Both the line containing "Extract all readable text from this page." and the last line of the listing are included: write out exactly the lines from one to the other.

───── Entries provided ─────

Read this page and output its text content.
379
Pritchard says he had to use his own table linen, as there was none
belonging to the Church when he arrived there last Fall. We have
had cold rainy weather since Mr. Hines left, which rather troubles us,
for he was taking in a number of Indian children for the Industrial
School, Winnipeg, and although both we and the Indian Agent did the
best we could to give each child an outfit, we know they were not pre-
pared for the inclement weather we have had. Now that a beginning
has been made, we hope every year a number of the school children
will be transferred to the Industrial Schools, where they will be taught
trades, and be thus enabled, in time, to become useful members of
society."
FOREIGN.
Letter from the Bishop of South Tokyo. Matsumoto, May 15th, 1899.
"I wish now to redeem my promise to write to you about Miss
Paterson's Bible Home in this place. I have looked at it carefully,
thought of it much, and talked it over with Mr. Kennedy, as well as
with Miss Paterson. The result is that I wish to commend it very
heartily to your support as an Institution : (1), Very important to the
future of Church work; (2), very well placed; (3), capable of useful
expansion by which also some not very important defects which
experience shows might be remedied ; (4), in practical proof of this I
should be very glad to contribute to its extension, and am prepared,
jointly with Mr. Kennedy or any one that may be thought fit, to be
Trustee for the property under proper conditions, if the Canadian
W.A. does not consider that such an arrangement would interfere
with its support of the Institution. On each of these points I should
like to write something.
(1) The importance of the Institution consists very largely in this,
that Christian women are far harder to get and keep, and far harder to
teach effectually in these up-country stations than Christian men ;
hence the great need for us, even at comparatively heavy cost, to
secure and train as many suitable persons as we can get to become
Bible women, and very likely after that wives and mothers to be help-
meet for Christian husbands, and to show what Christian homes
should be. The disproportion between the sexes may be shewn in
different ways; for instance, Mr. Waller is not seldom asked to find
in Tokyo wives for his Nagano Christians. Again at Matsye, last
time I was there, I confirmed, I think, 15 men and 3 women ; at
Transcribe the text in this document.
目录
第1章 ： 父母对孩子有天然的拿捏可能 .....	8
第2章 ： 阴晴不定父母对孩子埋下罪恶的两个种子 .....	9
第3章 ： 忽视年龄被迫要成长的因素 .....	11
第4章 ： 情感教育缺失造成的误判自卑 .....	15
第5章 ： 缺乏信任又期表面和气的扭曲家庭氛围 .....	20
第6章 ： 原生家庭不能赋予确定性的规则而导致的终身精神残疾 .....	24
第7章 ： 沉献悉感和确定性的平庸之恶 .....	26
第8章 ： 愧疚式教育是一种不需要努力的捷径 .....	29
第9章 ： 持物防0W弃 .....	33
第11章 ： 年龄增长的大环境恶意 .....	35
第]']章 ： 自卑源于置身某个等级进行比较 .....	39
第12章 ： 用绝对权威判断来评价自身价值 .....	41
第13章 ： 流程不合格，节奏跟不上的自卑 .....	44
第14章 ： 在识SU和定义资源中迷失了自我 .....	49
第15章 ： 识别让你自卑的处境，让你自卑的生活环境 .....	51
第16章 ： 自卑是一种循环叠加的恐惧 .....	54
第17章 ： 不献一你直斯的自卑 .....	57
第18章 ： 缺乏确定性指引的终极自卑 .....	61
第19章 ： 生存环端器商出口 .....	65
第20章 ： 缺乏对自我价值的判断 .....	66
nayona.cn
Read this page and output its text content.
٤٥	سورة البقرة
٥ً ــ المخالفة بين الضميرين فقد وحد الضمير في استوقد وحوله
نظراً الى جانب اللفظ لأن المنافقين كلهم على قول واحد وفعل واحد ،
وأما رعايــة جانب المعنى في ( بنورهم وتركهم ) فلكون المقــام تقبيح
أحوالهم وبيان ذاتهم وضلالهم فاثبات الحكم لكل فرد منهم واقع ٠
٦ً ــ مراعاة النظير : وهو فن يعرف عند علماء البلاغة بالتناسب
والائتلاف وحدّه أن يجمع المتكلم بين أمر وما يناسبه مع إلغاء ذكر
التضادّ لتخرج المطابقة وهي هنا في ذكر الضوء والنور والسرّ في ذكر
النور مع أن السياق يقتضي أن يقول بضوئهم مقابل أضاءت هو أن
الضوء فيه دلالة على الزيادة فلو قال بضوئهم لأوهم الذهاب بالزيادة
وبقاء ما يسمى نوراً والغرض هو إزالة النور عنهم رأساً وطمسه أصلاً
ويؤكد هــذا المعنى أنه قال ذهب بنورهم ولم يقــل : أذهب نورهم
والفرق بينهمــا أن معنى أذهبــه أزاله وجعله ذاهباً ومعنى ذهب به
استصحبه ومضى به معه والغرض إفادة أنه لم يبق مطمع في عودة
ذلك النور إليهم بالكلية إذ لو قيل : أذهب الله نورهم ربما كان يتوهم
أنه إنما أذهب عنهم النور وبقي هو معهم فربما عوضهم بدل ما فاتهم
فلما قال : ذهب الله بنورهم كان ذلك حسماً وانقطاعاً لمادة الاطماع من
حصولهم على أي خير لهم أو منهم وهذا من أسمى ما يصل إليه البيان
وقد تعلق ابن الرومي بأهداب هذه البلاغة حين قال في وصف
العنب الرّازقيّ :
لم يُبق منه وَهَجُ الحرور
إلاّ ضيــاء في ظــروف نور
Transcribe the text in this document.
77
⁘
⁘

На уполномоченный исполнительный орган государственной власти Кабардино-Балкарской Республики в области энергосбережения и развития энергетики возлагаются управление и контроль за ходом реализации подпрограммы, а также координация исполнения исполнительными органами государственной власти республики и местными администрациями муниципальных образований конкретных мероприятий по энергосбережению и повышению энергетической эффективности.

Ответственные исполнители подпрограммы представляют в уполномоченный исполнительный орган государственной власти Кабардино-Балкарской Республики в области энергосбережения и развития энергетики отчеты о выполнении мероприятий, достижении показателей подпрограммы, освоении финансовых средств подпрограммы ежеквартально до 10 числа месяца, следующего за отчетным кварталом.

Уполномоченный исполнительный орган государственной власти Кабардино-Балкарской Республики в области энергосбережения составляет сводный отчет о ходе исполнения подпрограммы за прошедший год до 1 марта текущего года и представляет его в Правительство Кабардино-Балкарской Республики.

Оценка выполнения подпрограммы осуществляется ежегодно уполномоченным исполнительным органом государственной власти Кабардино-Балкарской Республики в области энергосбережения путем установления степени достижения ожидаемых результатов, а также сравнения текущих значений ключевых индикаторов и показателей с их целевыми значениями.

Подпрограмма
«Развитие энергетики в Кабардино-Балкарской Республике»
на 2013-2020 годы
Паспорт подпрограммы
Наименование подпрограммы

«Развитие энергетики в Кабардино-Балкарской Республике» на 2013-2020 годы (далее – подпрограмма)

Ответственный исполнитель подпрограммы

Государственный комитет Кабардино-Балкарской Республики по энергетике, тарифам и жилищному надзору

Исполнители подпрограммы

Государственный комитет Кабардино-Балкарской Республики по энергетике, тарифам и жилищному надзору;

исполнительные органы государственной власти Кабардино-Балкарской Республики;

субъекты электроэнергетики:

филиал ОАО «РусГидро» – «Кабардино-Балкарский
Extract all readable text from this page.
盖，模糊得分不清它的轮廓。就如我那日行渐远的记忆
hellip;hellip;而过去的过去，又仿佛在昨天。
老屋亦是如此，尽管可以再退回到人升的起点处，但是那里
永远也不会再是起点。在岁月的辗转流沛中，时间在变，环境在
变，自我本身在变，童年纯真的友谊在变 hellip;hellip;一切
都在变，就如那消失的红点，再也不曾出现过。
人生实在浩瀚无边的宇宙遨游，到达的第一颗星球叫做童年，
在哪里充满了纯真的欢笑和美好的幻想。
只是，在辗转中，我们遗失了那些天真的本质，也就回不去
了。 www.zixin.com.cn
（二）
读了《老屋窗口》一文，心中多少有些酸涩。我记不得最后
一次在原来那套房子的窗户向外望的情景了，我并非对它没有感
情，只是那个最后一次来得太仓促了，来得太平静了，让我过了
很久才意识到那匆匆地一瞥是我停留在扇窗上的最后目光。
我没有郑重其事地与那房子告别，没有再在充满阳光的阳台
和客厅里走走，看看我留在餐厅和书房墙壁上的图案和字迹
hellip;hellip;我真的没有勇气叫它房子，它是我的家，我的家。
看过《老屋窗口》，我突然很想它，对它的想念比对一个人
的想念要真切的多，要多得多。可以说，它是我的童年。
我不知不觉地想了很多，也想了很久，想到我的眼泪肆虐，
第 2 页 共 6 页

─────

* Response to this task
Extract all readable text from this page.
盖，模糊得分不清它的轮廓。就如我那日行渐远的记忆
hellip;hellip;而过去的过去，又仿佛在昨天。
老屋亦是如此，尽管可以再退回到人升的起点处，但是那里
永远也不会再是起点。在岁月的辗转流沛中，时间在变，环境在
变，自我本身在变，童年纯真的友谊在变 hellip;hellip;一切
都在变，就如那消失的红点，再也不曾出现过。
人生实在浩瀚无边的宇宙遨游，到达的第一颗星球叫做童年，
在哪里充满了纯真的欢笑和美好的幻想。
只是，在辗转中，我们遗失了那些天真的本质，也就回不去
了。 www.zixin.com.cn
（二）
读了《老屋窗口》一文，心中多少有些酸涩。我记不得最后
一次在原来那套房子的窗户向外望的情景了，我并非对它没有感
情，只是那个最后一次来得太仓促了，来得太平静了，让我过了
很久才意识到那匆匆地一瞥是我停留在扇窗上的最后目光。
我没有郑重其事地与那房子告别，没有再在充满阳光的阳台
和客厅里走走，看看我留在餐厅和书房墙壁上的图案和字迹
hellip;hellip;我真的没有勇气叫它房子，它是我的家，我的家。
看过《老屋窗口》，我突然很想它，对它的想念比对一个人
的想念要真切的多，要多得多。可以说，它是我的童年。
我不知不觉地想了很多，也想了很久，想到我的眼泪肆虐，
第 2 页 共 6 页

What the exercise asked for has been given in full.